For the data that follows, report how many lines contain the word "core", and nothing else.

=== Stored records ===

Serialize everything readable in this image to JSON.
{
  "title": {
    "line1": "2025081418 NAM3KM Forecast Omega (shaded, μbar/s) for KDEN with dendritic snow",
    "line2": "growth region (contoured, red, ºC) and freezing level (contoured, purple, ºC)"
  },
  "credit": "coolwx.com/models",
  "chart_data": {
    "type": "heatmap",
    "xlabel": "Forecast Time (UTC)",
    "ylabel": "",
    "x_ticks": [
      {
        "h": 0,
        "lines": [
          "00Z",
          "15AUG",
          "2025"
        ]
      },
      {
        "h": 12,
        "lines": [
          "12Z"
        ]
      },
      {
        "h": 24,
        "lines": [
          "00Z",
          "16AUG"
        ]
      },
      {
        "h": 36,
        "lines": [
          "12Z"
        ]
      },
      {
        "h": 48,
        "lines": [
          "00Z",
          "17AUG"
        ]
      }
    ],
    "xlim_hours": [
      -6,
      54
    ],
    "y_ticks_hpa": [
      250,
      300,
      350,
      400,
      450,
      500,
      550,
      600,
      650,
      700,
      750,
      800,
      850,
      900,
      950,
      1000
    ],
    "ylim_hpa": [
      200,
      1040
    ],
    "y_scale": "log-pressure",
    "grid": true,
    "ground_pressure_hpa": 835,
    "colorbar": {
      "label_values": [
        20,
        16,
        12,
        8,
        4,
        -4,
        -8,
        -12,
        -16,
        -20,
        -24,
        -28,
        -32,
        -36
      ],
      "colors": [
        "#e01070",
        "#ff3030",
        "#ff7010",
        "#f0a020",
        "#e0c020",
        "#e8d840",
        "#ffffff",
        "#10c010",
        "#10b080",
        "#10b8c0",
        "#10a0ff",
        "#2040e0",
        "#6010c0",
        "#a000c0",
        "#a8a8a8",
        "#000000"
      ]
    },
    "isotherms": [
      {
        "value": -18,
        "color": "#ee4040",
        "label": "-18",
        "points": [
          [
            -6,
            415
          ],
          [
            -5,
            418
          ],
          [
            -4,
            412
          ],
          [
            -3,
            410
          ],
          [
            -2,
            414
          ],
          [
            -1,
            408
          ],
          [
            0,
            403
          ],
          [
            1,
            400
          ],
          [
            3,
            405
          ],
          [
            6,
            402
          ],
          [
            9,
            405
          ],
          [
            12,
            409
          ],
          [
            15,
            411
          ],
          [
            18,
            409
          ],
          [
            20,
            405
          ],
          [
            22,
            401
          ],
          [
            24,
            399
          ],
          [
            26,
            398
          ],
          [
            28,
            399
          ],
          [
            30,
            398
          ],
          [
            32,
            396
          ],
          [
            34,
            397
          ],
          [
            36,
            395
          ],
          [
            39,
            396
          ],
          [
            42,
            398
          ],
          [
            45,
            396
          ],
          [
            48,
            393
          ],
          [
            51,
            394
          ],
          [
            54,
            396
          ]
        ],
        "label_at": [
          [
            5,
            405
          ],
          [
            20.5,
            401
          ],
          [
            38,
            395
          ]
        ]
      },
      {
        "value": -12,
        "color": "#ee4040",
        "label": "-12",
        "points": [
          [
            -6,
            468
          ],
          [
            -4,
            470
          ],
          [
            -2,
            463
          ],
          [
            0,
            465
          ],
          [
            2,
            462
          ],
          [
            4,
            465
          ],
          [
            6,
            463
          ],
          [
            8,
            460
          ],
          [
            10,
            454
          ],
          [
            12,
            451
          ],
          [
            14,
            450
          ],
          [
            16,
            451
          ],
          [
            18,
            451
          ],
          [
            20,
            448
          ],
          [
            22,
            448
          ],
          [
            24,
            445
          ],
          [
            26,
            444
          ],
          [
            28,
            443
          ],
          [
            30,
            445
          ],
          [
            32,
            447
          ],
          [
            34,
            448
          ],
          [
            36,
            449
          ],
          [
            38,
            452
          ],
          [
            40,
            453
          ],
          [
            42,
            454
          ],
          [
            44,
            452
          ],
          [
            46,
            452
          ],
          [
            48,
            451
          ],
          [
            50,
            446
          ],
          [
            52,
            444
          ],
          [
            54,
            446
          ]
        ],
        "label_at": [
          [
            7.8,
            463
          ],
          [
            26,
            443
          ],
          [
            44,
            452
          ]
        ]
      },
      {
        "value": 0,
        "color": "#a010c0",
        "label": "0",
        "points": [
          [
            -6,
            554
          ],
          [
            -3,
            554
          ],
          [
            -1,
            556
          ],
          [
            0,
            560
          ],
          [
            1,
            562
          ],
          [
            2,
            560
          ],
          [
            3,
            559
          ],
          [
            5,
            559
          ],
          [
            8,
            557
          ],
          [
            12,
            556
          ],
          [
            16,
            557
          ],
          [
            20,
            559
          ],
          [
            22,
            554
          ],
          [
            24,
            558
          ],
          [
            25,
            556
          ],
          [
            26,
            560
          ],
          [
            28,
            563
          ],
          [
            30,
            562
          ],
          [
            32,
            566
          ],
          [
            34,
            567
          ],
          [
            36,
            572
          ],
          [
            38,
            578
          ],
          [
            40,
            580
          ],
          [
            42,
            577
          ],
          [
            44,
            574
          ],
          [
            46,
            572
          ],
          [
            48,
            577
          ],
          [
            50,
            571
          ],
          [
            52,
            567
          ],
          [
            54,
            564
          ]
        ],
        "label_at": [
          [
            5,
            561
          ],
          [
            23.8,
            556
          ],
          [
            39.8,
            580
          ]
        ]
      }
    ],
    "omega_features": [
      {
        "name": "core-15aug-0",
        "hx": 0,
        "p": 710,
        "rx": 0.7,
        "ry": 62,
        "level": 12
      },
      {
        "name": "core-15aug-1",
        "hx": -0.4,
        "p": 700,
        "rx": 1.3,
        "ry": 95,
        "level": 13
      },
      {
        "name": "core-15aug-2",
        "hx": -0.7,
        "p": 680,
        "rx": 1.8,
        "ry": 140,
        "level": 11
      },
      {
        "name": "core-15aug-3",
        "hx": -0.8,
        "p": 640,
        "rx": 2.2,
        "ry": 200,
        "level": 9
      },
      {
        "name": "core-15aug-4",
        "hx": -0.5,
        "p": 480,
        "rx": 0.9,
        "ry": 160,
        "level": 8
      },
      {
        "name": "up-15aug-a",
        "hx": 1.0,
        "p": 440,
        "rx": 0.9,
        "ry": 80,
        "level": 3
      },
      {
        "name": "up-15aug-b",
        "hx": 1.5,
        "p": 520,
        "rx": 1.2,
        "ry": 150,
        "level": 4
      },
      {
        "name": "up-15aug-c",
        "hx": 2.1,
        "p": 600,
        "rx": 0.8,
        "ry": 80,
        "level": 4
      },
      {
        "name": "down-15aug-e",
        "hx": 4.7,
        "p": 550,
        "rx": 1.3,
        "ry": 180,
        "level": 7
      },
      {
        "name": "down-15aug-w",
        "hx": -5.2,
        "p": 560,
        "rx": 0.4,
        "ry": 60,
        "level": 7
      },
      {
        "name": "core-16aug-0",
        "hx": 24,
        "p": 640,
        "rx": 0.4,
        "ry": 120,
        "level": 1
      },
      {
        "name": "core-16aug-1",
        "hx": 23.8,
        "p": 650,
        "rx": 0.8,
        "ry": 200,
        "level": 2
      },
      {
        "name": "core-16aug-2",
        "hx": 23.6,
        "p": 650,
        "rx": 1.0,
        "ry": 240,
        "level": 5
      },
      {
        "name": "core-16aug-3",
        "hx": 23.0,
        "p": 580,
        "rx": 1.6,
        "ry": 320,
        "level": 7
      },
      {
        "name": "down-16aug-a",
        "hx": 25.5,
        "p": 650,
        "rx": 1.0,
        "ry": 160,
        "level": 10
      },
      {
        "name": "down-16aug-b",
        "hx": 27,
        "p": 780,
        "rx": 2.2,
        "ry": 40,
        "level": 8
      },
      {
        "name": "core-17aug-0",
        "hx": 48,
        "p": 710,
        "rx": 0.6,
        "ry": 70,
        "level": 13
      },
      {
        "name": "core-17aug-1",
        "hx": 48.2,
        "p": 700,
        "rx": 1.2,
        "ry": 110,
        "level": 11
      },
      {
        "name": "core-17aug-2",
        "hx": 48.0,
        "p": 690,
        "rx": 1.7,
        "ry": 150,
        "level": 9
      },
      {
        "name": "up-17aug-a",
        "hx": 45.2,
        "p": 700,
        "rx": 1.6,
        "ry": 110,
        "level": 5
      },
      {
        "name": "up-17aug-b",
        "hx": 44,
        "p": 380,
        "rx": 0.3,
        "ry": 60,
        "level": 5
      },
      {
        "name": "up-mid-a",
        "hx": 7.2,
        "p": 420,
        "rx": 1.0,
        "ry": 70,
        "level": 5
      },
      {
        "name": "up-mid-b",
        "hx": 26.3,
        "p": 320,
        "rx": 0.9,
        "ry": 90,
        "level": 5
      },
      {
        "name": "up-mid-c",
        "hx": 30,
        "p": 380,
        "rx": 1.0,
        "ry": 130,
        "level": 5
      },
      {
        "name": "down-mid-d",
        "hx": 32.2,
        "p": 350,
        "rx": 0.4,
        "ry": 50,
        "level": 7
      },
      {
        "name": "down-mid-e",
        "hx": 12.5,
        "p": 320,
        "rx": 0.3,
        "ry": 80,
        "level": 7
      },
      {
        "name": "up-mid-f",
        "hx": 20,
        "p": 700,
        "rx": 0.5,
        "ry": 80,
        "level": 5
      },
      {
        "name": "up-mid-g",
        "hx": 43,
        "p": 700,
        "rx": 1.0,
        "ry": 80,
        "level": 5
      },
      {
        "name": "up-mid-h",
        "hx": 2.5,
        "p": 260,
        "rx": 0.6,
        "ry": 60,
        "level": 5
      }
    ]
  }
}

===

Answer to the exercise -
12